What the task asks | Output, please, every line from the line that holds "Convert this screenshot" to the end, exactly as written.

Rows from a figure dataset:
• • •

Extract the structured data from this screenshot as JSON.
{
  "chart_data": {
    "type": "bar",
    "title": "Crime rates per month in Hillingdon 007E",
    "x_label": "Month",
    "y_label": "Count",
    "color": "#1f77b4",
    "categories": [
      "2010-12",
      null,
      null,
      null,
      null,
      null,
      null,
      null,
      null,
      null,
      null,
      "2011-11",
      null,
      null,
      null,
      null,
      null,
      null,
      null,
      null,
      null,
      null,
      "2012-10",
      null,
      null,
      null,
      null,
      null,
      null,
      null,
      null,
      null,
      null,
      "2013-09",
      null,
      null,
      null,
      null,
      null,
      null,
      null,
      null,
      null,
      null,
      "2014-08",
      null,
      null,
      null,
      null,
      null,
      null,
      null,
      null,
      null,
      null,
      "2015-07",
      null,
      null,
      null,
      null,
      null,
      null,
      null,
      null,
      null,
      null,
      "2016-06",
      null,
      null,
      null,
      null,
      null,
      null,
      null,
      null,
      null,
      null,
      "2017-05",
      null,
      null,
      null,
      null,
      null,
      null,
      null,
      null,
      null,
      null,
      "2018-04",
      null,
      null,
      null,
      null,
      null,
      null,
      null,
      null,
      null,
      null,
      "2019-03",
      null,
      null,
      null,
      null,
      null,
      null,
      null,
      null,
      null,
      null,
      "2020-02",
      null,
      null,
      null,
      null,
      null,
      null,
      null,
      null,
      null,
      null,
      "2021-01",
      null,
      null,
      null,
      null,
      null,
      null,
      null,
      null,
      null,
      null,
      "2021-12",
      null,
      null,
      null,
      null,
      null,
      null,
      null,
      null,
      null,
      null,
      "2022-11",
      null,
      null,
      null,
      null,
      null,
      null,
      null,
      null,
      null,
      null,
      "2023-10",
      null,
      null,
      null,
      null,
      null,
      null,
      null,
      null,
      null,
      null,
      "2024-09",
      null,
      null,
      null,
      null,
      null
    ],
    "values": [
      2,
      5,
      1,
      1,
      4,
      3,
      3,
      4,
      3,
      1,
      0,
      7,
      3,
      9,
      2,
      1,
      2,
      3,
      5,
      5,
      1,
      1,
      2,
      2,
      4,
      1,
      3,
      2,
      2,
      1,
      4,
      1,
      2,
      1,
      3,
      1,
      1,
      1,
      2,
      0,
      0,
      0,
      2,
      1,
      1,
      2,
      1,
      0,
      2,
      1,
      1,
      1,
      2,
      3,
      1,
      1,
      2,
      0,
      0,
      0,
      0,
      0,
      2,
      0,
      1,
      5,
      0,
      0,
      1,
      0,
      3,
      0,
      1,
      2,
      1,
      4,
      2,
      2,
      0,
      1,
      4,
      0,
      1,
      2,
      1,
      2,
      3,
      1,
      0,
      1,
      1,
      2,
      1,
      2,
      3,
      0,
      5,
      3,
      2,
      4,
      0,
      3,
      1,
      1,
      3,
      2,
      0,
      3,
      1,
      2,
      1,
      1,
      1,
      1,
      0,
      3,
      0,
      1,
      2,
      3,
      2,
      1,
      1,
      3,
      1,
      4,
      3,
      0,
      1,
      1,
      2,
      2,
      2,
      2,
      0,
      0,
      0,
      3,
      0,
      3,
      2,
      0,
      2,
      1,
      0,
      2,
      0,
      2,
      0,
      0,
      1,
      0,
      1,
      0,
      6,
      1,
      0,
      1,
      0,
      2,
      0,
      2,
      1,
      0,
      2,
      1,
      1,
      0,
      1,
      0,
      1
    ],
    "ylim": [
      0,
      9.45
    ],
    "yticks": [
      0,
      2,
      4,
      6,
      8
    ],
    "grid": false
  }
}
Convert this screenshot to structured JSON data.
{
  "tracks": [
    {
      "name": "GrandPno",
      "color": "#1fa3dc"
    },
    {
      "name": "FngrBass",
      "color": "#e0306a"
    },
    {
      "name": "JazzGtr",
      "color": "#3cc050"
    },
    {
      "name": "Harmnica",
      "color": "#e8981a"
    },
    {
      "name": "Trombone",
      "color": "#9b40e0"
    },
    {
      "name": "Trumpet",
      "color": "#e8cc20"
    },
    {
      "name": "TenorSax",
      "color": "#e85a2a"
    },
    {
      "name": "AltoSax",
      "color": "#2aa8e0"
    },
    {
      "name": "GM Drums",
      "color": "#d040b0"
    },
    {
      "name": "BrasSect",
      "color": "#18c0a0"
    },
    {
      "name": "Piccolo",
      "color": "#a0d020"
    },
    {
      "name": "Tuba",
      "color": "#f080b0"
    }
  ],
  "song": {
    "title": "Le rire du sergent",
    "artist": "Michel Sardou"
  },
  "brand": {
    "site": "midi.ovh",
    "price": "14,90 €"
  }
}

• • •

Written response |
Convert this screenshot to structured JSON data.
{
  "tracks": [
    {
      "name": "GrandPno",
      "color": "#1fa3dc"
    },
    {
      "name": "FngrBass",
      "color": "#e0306a"
    },
    {
      "name": "JazzGtr",
      "color": "#3cc050"
    },
    {
      "name": "Harmnica",
      "color": "#e8981a"
    },
    {
      "name": "Trombone",
      "color": "#9b40e0"
    },
    {
      "name": "Trumpet",
      "color": "#e8cc20"
    },
    {
      "name": "TenorSax",
      "color": "#e85a2a"
    },
    {
      "name": "AltoSax",
      "color": "#2aa8e0"
    },
    {
      "name": "GM Drums",
      "color": "#d040b0"
    },
    {
      "name": "BrasSect",
      "color": "#18c0a0"
    },
    {
      "name": "Piccolo",
      "color": "#a0d020"
    },
    {
      "name": "Tuba",
      "color": "#f080b0"
    }
  ],
  "song": {
    "title": "Le rire du sergent",
    "artist": "Michel Sardou"
  },
  "brand": {
    "site": "midi.ovh",
    "price": "14,90 €"
  }
}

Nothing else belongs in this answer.